Will you output all of the data below exactly, omitting the images?

Chart and figure data:
START
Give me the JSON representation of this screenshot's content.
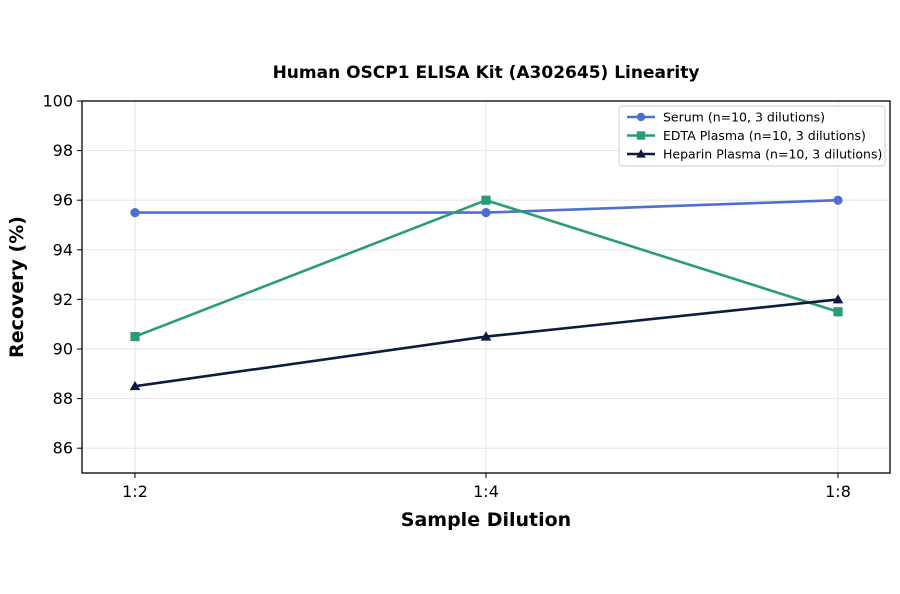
{
  "chart_data": {
    "type": "line",
    "title": "Human OSCP1 ELISA Kit (A302645) Linearity",
    "xlabel": "Sample Dilution",
    "ylabel": "Recovery (%)",
    "categories": [
      "1:2",
      "1:4",
      "1:8"
    ],
    "ylim": [
      85,
      100
    ],
    "yticks": [
      86,
      88,
      90,
      92,
      94,
      96,
      98,
      100
    ],
    "grid": true,
    "legend_position": "top-right",
    "series": [
      {
        "name": "Serum (n=10, 3 dilutions)",
        "values": [
          95.5,
          95.5,
          96.0
        ],
        "color": "#4C6FD1",
        "marker": "circle"
      },
      {
        "name": "EDTA Plasma (n=10, 3 dilutions)",
        "values": [
          90.5,
          96.0,
          91.5
        ],
        "color": "#2A9D72",
        "marker": "square"
      },
      {
        "name": "Heparin Plasma (n=10, 3 dilutions)",
        "values": [
          88.5,
          90.5,
          92.0
        ],
        "color": "#0D1B3E",
        "marker": "triangle"
      }
    ]
  }
}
END
*EXPECTED ANSWER*.
Give me the JSON representation of this screenshot's content.
{
  "chart_data": {
    "type": "line",
    "title": "Human OSCP1 ELISA Kit (A302645) Linearity",
    "xlabel": "Sample Dilution",
    "ylabel": "Recovery (%)",
    "categories": [
      "1:2",
      "1:4",
      "1:8"
    ],
    "ylim": [
      85,
      100
    ],
    "yticks": [
      86,
      88,
      90,
      92,
      94,
      96,
      98,
      100
    ],
    "grid": true,
    "legend_position": "top-right",
    "series": [
      {
        "name": "Serum (n=10, 3 dilutions)",
        "values": [
          95.5,
          95.5,
          96.0
        ],
        "color": "#4C6FD1",
        "marker": "circle"
      },
      {
        "name": "EDTA Plasma (n=10, 3 dilutions)",
        "values": [
          90.5,
          96.0,
          91.5
        ],
        "color": "#2A9D72",
        "marker": "square"
      },
      {
        "name": "Heparin Plasma (n=10, 3 dilutions)",
        "values": [
          88.5,
          90.5,
          92.0
        ],
        "color": "#0D1B3E",
        "marker": "triangle"
      }
    ]
  }
}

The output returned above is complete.